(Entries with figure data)
--------
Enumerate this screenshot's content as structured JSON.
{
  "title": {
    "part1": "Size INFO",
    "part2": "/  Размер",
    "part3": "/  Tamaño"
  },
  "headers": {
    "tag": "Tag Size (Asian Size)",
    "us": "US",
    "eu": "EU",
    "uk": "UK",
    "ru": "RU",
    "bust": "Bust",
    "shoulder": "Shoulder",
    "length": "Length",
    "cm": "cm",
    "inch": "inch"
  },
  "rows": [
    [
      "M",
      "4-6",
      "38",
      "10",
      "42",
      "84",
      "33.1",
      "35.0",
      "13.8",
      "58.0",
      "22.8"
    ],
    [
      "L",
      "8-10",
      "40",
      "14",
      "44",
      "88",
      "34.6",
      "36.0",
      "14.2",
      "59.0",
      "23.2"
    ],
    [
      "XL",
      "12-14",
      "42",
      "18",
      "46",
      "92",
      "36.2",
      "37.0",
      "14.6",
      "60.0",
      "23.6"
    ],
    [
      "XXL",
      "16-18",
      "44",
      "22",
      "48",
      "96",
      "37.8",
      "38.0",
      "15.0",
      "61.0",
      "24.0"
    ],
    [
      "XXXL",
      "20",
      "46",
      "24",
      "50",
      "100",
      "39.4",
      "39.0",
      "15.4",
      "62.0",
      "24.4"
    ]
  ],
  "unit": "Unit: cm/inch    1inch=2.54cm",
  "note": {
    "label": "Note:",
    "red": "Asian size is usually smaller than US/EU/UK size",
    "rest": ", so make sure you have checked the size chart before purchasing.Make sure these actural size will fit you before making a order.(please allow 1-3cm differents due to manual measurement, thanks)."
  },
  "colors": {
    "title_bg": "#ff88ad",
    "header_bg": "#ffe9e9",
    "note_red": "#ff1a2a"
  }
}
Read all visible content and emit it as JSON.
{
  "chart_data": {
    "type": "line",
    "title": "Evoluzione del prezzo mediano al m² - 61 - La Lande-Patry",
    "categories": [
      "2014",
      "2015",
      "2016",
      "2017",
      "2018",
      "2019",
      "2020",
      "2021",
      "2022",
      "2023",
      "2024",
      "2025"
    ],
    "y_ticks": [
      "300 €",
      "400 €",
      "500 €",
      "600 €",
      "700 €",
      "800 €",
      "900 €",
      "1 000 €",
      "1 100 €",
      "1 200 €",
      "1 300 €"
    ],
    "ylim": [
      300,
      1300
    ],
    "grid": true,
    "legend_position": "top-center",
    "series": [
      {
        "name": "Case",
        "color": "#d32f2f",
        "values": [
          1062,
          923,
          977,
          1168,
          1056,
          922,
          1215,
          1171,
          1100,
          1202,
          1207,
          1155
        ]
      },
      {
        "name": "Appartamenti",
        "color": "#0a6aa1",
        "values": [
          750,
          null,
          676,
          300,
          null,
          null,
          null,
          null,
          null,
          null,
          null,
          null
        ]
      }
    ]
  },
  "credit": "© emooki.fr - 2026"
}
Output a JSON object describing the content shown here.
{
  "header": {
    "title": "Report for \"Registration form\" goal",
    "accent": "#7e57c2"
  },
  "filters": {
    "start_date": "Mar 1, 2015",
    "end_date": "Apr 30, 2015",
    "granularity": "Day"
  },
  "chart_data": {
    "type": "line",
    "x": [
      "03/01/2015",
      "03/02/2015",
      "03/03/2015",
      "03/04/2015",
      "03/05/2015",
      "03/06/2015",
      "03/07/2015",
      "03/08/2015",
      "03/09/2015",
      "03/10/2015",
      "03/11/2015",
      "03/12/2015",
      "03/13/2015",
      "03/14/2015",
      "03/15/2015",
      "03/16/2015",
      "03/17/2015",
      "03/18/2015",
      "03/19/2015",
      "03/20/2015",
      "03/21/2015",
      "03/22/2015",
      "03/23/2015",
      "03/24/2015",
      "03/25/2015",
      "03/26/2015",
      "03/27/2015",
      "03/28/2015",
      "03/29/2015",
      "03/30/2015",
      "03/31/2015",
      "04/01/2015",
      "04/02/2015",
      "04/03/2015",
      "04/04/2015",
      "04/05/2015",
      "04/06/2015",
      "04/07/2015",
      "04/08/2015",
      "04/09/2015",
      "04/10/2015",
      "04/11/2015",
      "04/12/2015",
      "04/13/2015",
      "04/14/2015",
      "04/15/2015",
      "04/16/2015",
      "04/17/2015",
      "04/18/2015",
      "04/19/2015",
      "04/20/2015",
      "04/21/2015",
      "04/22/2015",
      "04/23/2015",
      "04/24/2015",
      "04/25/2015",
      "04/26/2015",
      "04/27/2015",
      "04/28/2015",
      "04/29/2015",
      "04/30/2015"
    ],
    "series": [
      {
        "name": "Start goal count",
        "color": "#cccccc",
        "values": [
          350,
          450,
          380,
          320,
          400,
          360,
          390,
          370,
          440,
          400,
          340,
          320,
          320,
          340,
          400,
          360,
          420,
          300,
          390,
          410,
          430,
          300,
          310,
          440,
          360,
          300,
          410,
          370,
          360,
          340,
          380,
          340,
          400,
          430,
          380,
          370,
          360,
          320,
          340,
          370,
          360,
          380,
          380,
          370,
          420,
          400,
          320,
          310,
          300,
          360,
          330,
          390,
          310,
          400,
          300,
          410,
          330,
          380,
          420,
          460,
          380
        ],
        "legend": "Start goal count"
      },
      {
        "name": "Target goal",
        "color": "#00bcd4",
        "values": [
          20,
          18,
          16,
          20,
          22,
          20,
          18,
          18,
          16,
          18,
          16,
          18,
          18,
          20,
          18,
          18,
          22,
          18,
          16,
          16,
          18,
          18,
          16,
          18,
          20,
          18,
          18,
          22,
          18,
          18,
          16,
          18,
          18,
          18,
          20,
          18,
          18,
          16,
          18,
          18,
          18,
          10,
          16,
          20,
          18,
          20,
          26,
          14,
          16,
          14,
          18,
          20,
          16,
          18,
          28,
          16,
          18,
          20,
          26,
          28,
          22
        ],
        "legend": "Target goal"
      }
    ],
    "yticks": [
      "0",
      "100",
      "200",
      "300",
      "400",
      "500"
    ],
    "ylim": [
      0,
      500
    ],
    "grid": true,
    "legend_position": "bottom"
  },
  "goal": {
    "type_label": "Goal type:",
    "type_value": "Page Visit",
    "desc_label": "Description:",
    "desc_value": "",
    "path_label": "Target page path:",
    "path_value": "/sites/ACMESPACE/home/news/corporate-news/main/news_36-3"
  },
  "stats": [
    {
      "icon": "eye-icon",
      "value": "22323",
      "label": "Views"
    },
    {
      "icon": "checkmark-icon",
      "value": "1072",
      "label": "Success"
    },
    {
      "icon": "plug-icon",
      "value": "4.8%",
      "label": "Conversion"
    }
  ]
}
--------
> **THE PROBLEM**: Return all of the data word for word.

> **FINISHED ANSWER**:
Enumerate this screenshot's content as structured JSON.
{
  "title": {
    "part1": "Size INFO",
    "part2": "/  Размер",
    "part3": "/  Tamaño"
  },
  "headers": {
    "tag": "Tag Size (Asian Size)",
    "us": "US",
    "eu": "EU",
    "uk": "UK",
    "ru": "RU",
    "bust": "Bust",
    "shoulder": "Shoulder",
    "length": "Length",
    "cm": "cm",
    "inch": "inch"
  },
  "rows": [
    [
      "M",
      "4-6",
      "38",
      "10",
      "42",
      "84",
      "33.1",
      "35.0",
      "13.8",
      "58.0",
      "22.8"
    ],
    [
      "L",
      "8-10",
      "40",
      "14",
      "44",
      "88",
      "34.6",
      "36.0",
      "14.2",
      "59.0",
      "23.2"
    ],
    [
      "XL",
      "12-14",
      "42",
      "18",
      "46",
      "92",
      "36.2",
      "37.0",
      "14.6",
      "60.0",
      "23.6"
    ],
    [
      "XXL",
      "16-18",
      "44",
      "22",
      "48",
      "96",
      "37.8",
      "38.0",
      "15.0",
      "61.0",
      "24.0"
    ],
    [
      "XXXL",
      "20",
      "46",
      "24",
      "50",
      "100",
      "39.4",
      "39.0",
      "15.4",
      "62.0",
      "24.4"
    ]
  ],
  "unit": "Unit: cm/inch    1inch=2.54cm",
  "note": {
    "label": "Note:",
    "red": "Asian size is usually smaller than US/EU/UK size",
    "rest": ", so make sure you have checked the size chart before purchasing.Make sure these actural size will fit you before making a order.(please allow 1-3cm differents due to manual measurement, thanks)."
  },
  "colors": {
    "title_bg": "#ff88ad",
    "header_bg": "#ffe9e9",
    "note_red": "#ff1a2a"
  }
}
Read all visible content and emit it as JSON.
{
  "chart_data": {
    "type": "line",
    "title": "Evoluzione del prezzo mediano al m² - 61 - La Lande-Patry",
    "categories": [
      "2014",
      "2015",
      "2016",
      "2017",
      "2018",
      "2019",
      "2020",
      "2021",
      "2022",
      "2023",
      "2024",
      "2025"
    ],
    "y_ticks": [
      "300 €",
      "400 €",
      "500 €",
      "600 €",
      "700 €",
      "800 €",
      "900 €",
      "1 000 €",
      "1 100 €",
      "1 200 €",
      "1 300 €"
    ],
    "ylim": [
      300,
      1300
    ],
    "grid": true,
    "legend_position": "top-center",
    "series": [
      {
        "name": "Case",
        "color": "#d32f2f",
        "values": [
          1062,
          923,
          977,
          1168,
          1056,
          922,
          1215,
          1171,
          1100,
          1202,
          1207,
          1155
        ]
      },
      {
        "name": "Appartamenti",
        "color": "#0a6aa1",
        "values": [
          750,
          null,
          676,
          300,
          null,
          null,
          null,
          null,
          null,
          null,
          null,
          null
        ]
      }
    ]
  },
  "credit": "© emooki.fr - 2026"
}
Output a JSON object describing the content shown here.
{
  "header": {
    "title": "Report for \"Registration form\" goal",
    "accent": "#7e57c2"
  },
  "filters": {
    "start_date": "Mar 1, 2015",
    "end_date": "Apr 30, 2015",
    "granularity": "Day"
  },
  "chart_data": {
    "type": "line",
    "x": [
      "03/01/2015",
      "03/02/2015",
      "03/03/2015",
      "03/04/2015",
      "03/05/2015",
      "03/06/2015",
      "03/07/2015",
      "03/08/2015",
      "03/09/2015",
      "03/10/2015",
      "03/11/2015",
      "03/12/2015",
      "03/13/2015",
      "03/14/2015",
      "03/15/2015",
      "03/16/2015",
      "03/17/2015",
      "03/18/2015",
      "03/19/2015",
      "03/20/2015",
      "03/21/2015",
      "03/22/2015",
      "03/23/2015",
      "03/24/2015",
      "03/25/2015",
      "03/26/2015",
      "03/27/2015",
      "03/28/2015",
      "03/29/2015",
      "03/30/2015",
      "03/31/2015",
      "04/01/2015",
      "04/02/2015",
      "04/03/2015",
      "04/04/2015",
      "04/05/2015",
      "04/06/2015",
      "04/07/2015",
      "04/08/2015",
      "04/09/2015",
      "04/10/2015",
      "04/11/2015",
      "04/12/2015",
      "04/13/2015",
      "04/14/2015",
      "04/15/2015",
      "04/16/2015",
      "04/17/2015",
      "04/18/2015",
      "04/19/2015",
      "04/20/2015",
      "04/21/2015",
      "04/22/2015",
      "04/23/2015",
      "04/24/2015",
      "04/25/2015",
      "04/26/2015",
      "04/27/2015",
      "04/28/2015",
      "04/29/2015",
      "04/30/2015"
    ],
    "series": [
      {
        "name": "Start goal count",
        "color": "#cccccc",
        "values": [
          350,
          450,
          380,
          320,
          400,
          360,
          390,
          370,
          440,
          400,
          340,
          320,
          320,
          340,
          400,
          360,
          420,
          300,
          390,
          410,
          430,
          300,
          310,
          440,
          360,
          300,
          410,
          370,
          360,
          340,
          380,
          340,
          400,
          430,
          380,
          370,
          360,
          320,
          340,
          370,
          360,
          380,
          380,
          370,
          420,
          400,
          320,
          310,
          300,
          360,
          330,
          390,
          310,
          400,
          300,
          410,
          330,
          380,
          420,
          460,
          380
        ],
        "legend": "Start goal count"
      },
      {
        "name": "Target goal",
        "color": "#00bcd4",
        "values": [
          20,
          18,
          16,
          20,
          22,
          20,
          18,
          18,
          16,
          18,
          16,
          18,
          18,
          20,
          18,
          18,
          22,
          18,
          16,
          16,
          18,
          18,
          16,
          18,
          20,
          18,
          18,
          22,
          18,
          18,
          16,
          18,
          18,
          18,
          20,
          18,
          18,
          16,
          18,
          18,
          18,
          10,
          16,
          20,
          18,
          20,
          26,
          14,
          16,
          14,
          18,
          20,
          16,
          18,
          28,
          16,
          18,
          20,
          26,
          28,
          22
        ],
        "legend": "Target goal"
      }
    ],
    "yticks": [
      "0",
      "100",
      "200",
      "300",
      "400",
      "500"
    ],
    "ylim": [
      0,
      500
    ],
    "grid": true,
    "legend_position": "bottom"
  },
  "goal": {
    "type_label": "Goal type:",
    "type_value": "Page Visit",
    "desc_label": "Description:",
    "desc_value": "",
    "path_label": "Target page path:",
    "path_value": "/sites/ACMESPACE/home/news/corporate-news/main/news_36-3"
  },
  "stats": [
    {
      "icon": "eye-icon",
      "value": "22323",
      "label": "Views"
    },
    {
      "icon": "checkmark-icon",
      "value": "1072",
      "label": "Success"
    },
    {
      "icon": "plug-icon",
      "value": "4.8%",
      "label": "Conversion"
    }
  ]
}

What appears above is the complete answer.